Start of SUPPLIED INFORMATION
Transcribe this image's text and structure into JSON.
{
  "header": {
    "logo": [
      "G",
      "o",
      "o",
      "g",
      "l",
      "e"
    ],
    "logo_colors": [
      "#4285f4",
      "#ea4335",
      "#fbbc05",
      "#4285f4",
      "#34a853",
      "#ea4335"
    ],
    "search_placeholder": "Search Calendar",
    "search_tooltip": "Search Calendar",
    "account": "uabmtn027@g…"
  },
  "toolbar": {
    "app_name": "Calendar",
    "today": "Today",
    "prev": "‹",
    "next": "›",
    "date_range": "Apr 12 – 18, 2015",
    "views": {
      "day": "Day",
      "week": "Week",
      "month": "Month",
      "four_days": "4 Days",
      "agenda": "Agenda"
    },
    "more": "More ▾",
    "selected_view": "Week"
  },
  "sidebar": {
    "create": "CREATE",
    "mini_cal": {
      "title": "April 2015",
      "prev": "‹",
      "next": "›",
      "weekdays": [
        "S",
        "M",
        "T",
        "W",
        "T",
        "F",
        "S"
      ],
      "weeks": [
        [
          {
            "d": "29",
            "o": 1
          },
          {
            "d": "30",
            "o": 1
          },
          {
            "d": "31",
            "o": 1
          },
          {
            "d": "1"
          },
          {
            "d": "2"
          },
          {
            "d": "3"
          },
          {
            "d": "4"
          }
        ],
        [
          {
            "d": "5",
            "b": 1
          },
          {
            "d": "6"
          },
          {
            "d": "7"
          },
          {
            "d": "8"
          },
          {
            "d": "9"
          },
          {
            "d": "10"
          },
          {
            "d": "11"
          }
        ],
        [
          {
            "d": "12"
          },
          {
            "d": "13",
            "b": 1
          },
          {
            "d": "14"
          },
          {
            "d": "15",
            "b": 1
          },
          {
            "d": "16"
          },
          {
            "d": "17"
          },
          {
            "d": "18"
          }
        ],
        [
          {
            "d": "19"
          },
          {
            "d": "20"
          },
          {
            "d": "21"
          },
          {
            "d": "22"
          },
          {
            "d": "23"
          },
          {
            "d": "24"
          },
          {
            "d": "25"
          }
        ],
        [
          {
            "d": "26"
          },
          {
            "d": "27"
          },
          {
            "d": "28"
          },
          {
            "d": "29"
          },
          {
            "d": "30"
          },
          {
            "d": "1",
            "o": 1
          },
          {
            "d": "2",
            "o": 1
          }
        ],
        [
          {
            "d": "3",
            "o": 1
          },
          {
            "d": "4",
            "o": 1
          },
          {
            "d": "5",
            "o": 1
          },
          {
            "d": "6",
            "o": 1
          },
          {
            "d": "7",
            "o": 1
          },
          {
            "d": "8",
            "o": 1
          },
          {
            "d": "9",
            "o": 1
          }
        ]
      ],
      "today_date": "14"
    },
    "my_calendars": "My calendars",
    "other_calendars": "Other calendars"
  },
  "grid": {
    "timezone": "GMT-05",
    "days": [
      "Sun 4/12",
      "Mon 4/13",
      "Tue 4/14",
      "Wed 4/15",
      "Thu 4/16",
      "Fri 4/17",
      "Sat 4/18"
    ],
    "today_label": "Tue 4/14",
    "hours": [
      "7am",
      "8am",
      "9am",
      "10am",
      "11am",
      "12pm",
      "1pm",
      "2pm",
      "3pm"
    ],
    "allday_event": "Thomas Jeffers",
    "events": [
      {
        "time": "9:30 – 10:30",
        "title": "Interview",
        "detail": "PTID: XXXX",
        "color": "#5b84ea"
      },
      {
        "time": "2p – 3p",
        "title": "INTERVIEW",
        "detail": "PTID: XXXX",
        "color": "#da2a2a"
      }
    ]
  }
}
End of SUPPLIED INFORMATION
■ **GIVEN TASK**
Write out all the records above again, exactly as they stand.

■ **OUTPUT FOR THIS EXERCISE**
Transcribe this image's text and structure into JSON.
{
  "header": {
    "logo": [
      "G",
      "o",
      "o",
      "g",
      "l",
      "e"
    ],
    "logo_colors": [
      "#4285f4",
      "#ea4335",
      "#fbbc05",
      "#4285f4",
      "#34a853",
      "#ea4335"
    ],
    "search_placeholder": "Search Calendar",
    "search_tooltip": "Search Calendar",
    "account": "uabmtn027@g…"
  },
  "toolbar": {
    "app_name": "Calendar",
    "today": "Today",
    "prev": "‹",
    "next": "›",
    "date_range": "Apr 12 – 18, 2015",
    "views": {
      "day": "Day",
      "week": "Week",
      "month": "Month",
      "four_days": "4 Days",
      "agenda": "Agenda"
    },
    "more": "More ▾",
    "selected_view": "Week"
  },
  "sidebar": {
    "create": "CREATE",
    "mini_cal": {
      "title": "April 2015",
      "prev": "‹",
      "next": "›",
      "weekdays": [
        "S",
        "M",
        "T",
        "W",
        "T",
        "F",
        "S"
      ],
      "weeks": [
        [
          {
            "d": "29",
            "o": 1
          },
          {
            "d": "30",
            "o": 1
          },
          {
            "d": "31",
            "o": 1
          },
          {
            "d": "1"
          },
          {
            "d": "2"
          },
          {
            "d": "3"
          },
          {
            "d": "4"
          }
        ],
        [
          {
            "d": "5",
            "b": 1
          },
          {
            "d": "6"
          },
          {
            "d": "7"
          },
          {
            "d": "8"
          },
          {
            "d": "9"
          },
          {
            "d": "10"
          },
          {
            "d": "11"
          }
        ],
        [
          {
            "d": "12"
          },
          {
            "d": "13",
            "b": 1
          },
          {
            "d": "14"
          },
          {
            "d": "15",
            "b": 1
          },
          {
            "d": "16"
          },
          {
            "d": "17"
          },
          {
            "d": "18"
          }
        ],
        [
          {
            "d": "19"
          },
          {
            "d": "20"
          },
          {
            "d": "21"
          },
          {
            "d": "22"
          },
          {
            "d": "23"
          },
          {
            "d": "24"
          },
          {
            "d": "25"
          }
        ],
        [
          {
            "d": "26"
          },
          {
            "d": "27"
          },
          {
            "d": "28"
          },
          {
            "d": "29"
          },
          {
            "d": "30"
          },
          {
            "d": "1",
            "o": 1
          },
          {
            "d": "2",
            "o": 1
          }
        ],
        [
          {
            "d": "3",
            "o": 1
          },
          {
            "d": "4",
            "o": 1
          },
          {
            "d": "5",
            "o": 1
          },
          {
            "d": "6",
            "o": 1
          },
          {
            "d": "7",
            "o": 1
          },
          {
            "d": "8",
            "o": 1
          },
          {
            "d": "9",
            "o": 1
          }
        ]
      ],
      "today_date": "14"
    },
    "my_calendars": "My calendars",
    "other_calendars": "Other calendars"
  },
  "grid": {
    "timezone": "GMT-05",
    "days": [
      "Sun 4/12",
      "Mon 4/13",
      "Tue 4/14",
      "Wed 4/15",
      "Thu 4/16",
      "Fri 4/17",
      "Sat 4/18"
    ],
    "today_label": "Tue 4/14",
    "hours": [
      "7am",
      "8am",
      "9am",
      "10am",
      "11am",
      "12pm",
      "1pm",
      "2pm",
      "3pm"
    ],
    "allday_event": "Thomas Jeffers",
    "events": [
      {
        "time": "9:30 – 10:30",
        "title": "Interview",
        "detail": "PTID: XXXX",
        "color": "#5b84ea"
      },
      {
        "time": "2p – 3p",
        "title": "INTERVIEW",
        "detail": "PTID: XXXX",
        "color": "#da2a2a"
      }
    ]
  }
}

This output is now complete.